Required task
Select each line where the word "will" appears.

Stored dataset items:
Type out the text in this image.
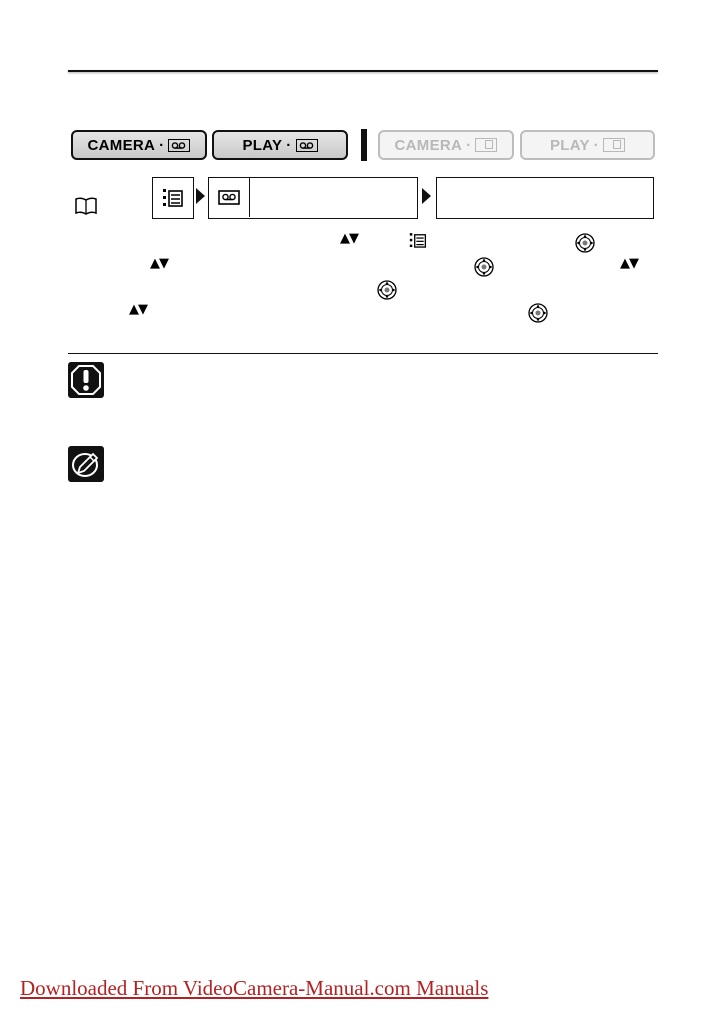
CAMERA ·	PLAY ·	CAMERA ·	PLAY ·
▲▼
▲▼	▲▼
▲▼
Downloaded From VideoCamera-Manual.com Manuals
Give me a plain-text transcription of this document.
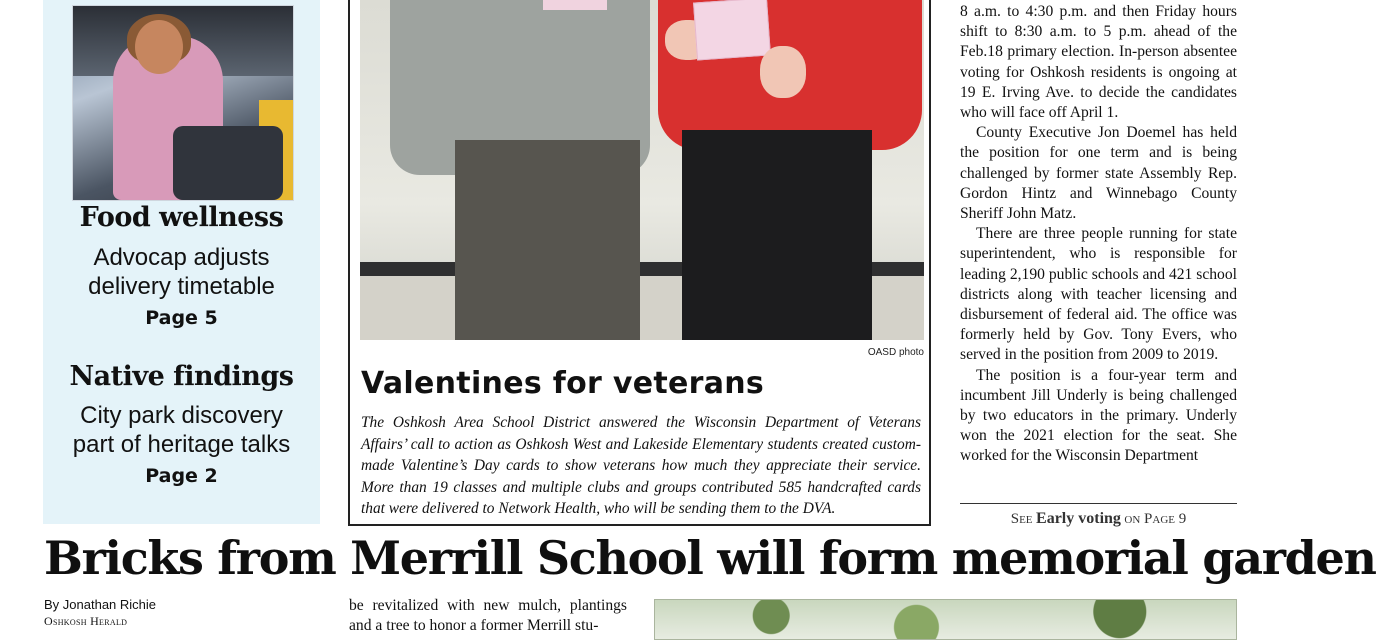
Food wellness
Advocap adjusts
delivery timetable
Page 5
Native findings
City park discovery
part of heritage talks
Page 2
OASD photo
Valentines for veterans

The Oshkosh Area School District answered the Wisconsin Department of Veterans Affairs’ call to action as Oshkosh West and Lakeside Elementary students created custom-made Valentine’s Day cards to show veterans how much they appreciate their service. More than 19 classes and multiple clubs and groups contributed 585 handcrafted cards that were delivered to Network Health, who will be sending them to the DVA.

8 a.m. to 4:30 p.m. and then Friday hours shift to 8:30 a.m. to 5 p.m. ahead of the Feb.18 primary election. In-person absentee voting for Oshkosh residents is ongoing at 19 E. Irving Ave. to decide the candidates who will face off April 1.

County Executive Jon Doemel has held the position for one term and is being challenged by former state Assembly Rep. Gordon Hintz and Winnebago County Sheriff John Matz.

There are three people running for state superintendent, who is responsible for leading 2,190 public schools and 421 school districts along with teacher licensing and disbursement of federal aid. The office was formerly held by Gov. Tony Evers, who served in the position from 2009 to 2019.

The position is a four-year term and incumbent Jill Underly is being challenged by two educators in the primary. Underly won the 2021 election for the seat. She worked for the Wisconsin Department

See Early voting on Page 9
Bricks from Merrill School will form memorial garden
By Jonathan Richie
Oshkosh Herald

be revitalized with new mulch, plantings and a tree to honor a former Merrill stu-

---

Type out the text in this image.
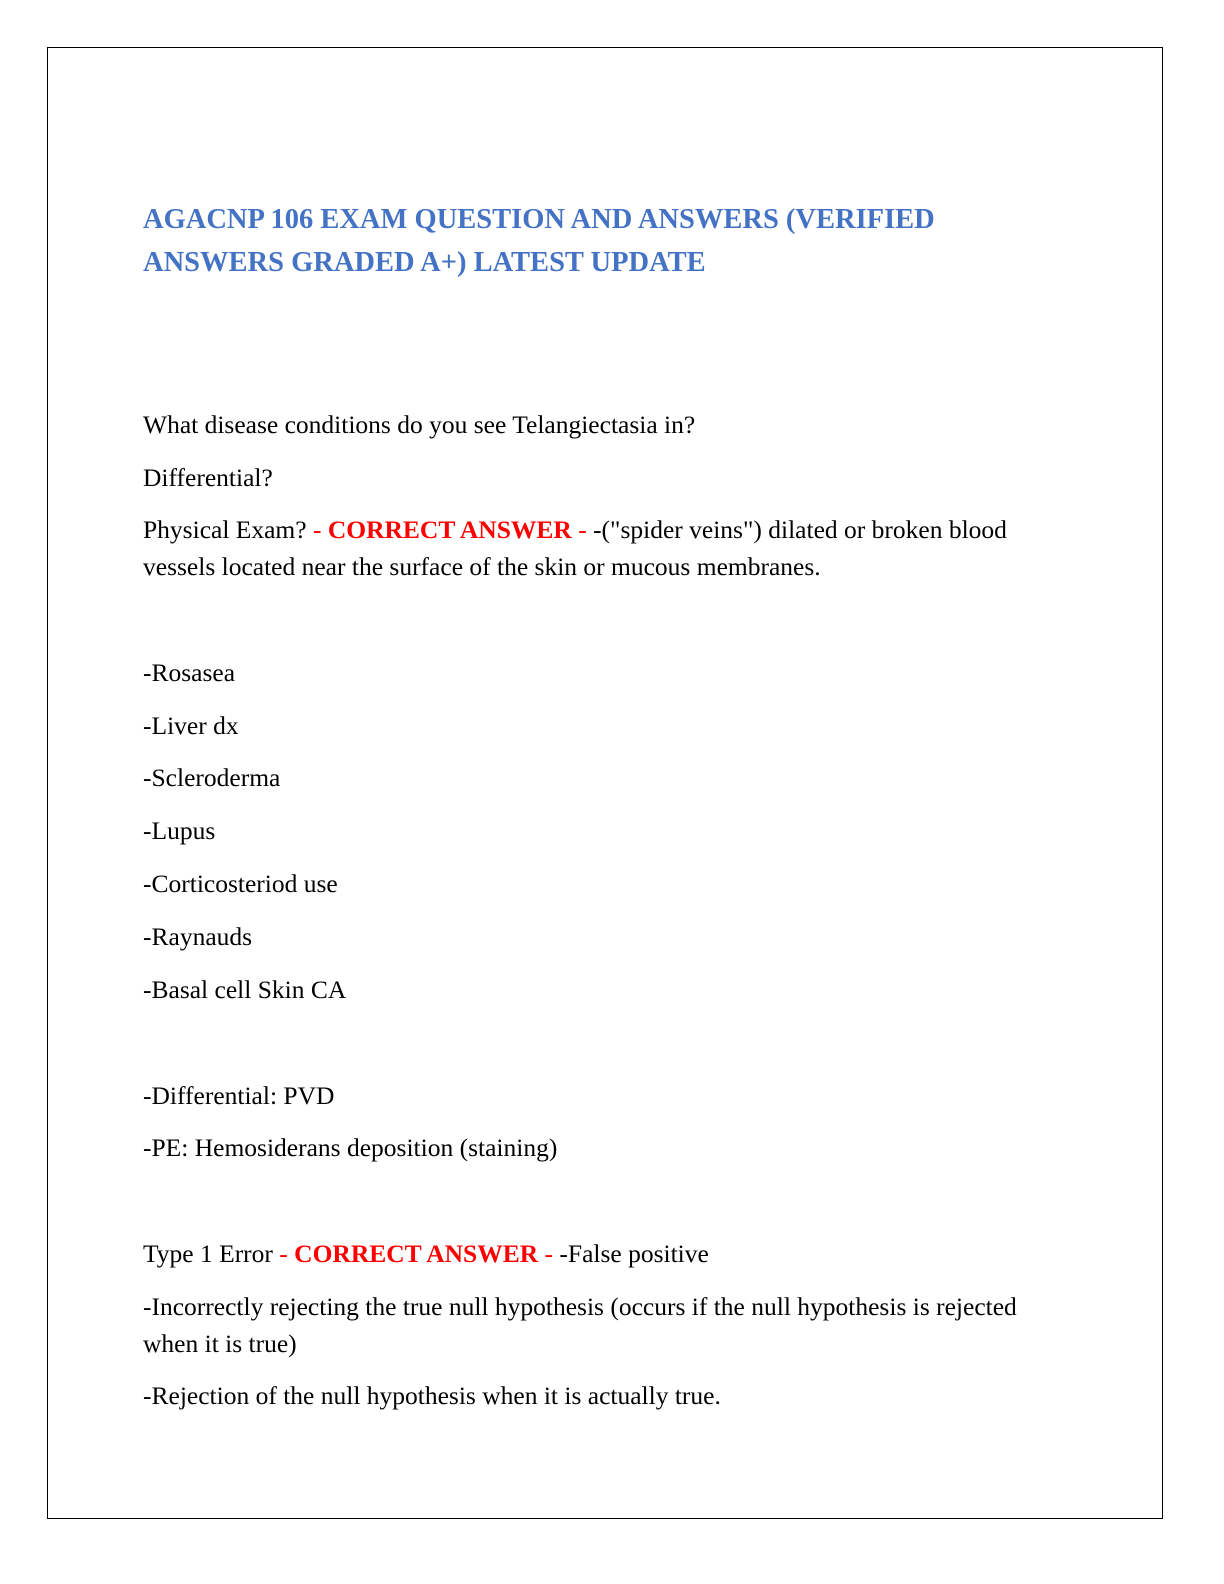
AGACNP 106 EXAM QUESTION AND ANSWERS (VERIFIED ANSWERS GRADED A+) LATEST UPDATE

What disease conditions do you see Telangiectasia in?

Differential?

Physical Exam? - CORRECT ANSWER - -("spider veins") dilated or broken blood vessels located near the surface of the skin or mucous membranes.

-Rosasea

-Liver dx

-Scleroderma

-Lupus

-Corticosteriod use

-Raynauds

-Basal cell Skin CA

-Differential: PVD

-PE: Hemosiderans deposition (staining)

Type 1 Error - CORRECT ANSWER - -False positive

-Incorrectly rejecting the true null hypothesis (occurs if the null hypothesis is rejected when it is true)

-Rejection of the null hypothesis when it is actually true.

==

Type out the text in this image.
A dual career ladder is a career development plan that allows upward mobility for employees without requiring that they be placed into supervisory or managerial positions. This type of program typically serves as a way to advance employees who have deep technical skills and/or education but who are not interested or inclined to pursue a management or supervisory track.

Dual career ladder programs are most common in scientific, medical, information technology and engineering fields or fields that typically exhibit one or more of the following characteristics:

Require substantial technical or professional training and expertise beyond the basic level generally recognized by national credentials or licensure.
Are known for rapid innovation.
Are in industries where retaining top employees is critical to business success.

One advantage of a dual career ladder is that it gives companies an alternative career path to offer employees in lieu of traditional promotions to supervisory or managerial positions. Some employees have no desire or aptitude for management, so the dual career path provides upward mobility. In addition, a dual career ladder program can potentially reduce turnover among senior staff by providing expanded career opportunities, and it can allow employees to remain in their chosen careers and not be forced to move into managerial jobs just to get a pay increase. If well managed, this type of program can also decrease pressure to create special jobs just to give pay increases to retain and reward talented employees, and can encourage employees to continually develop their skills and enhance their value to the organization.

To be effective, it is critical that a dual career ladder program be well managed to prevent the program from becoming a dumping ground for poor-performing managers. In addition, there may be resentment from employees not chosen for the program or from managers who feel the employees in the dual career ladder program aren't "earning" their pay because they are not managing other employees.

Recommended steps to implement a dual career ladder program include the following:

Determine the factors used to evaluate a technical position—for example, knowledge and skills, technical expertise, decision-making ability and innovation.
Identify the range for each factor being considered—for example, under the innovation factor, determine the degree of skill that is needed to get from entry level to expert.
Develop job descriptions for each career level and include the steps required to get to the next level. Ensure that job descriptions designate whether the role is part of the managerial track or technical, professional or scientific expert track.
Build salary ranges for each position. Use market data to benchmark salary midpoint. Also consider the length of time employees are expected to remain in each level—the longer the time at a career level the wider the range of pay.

Result of the task
The Oshkosh Area School District answered the Wisconsin Department of Veterans Affairs’ call to action as Oshkosh West and Lakeside Elementary students created custom-made Valentine’s Day cards to show veterans how much they appreciate their service. More than 19 classes and multiple clubs and groups contributed 585 handcrafted cards that were delivered to Network Health, who will be sending them to the DVA.
8 a.m. to 4:30 p.m. and then Friday hours shift to 8:30 a.m. to 5 p.m. ahead of the Feb.18 primary election. In-person absentee voting for Oshkosh residents is ongoing at 19 E. Irving Ave. to decide the candidates who will face off April 1.
Bricks from Merrill School will form memorial garden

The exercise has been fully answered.